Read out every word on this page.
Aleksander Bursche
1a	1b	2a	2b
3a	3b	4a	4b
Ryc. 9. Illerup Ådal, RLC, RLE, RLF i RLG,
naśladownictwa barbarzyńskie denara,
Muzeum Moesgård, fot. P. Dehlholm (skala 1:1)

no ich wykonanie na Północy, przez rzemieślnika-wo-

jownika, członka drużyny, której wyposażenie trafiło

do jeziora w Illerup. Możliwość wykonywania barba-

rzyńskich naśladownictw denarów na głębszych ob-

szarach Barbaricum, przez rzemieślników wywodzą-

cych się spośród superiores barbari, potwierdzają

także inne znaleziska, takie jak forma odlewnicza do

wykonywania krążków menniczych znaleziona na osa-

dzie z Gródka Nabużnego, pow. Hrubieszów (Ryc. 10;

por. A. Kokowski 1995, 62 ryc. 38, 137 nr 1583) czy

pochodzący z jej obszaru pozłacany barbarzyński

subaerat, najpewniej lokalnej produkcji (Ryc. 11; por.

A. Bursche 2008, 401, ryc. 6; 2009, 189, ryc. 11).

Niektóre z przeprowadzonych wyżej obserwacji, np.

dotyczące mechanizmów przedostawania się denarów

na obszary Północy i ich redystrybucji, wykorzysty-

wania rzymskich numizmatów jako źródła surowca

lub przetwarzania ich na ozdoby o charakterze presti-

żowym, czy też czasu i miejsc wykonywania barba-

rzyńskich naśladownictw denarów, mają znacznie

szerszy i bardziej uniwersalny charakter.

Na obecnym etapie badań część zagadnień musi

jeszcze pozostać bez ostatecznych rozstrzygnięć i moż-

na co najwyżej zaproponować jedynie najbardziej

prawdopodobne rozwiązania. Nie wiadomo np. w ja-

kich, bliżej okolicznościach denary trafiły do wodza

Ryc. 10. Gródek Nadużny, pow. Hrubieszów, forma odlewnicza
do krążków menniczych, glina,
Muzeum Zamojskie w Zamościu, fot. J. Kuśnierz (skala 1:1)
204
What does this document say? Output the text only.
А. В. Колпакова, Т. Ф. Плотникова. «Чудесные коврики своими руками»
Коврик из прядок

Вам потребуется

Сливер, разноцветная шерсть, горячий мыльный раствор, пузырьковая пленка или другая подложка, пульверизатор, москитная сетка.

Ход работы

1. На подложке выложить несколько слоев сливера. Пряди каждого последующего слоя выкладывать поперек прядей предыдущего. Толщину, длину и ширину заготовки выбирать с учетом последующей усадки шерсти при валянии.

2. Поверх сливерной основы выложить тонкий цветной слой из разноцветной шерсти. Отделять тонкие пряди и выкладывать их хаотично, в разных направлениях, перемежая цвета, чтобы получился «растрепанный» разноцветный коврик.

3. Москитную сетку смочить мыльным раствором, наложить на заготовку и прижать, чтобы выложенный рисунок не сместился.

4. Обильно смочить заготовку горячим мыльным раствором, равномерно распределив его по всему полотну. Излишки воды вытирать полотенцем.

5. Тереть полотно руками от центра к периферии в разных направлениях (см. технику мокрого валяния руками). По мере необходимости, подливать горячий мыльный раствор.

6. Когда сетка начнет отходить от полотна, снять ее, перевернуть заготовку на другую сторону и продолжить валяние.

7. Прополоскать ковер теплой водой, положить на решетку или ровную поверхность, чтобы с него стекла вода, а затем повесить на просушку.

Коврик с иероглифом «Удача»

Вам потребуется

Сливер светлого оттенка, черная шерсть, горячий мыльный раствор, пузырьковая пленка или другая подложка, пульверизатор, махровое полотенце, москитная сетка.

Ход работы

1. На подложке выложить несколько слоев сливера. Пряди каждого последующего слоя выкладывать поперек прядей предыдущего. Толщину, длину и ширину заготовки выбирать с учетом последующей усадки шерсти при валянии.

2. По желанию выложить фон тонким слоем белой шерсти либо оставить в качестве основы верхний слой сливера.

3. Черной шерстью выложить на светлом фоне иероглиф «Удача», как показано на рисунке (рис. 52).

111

_Description of the task_
Select and copy each line from the data that includes the word "forma".

_Complete answer_
także inne znaleziska, takie jak forma odlewnicza do
Ryc. 10. Gródek Nadużny, pow. Hrubieszów, forma odlewnicza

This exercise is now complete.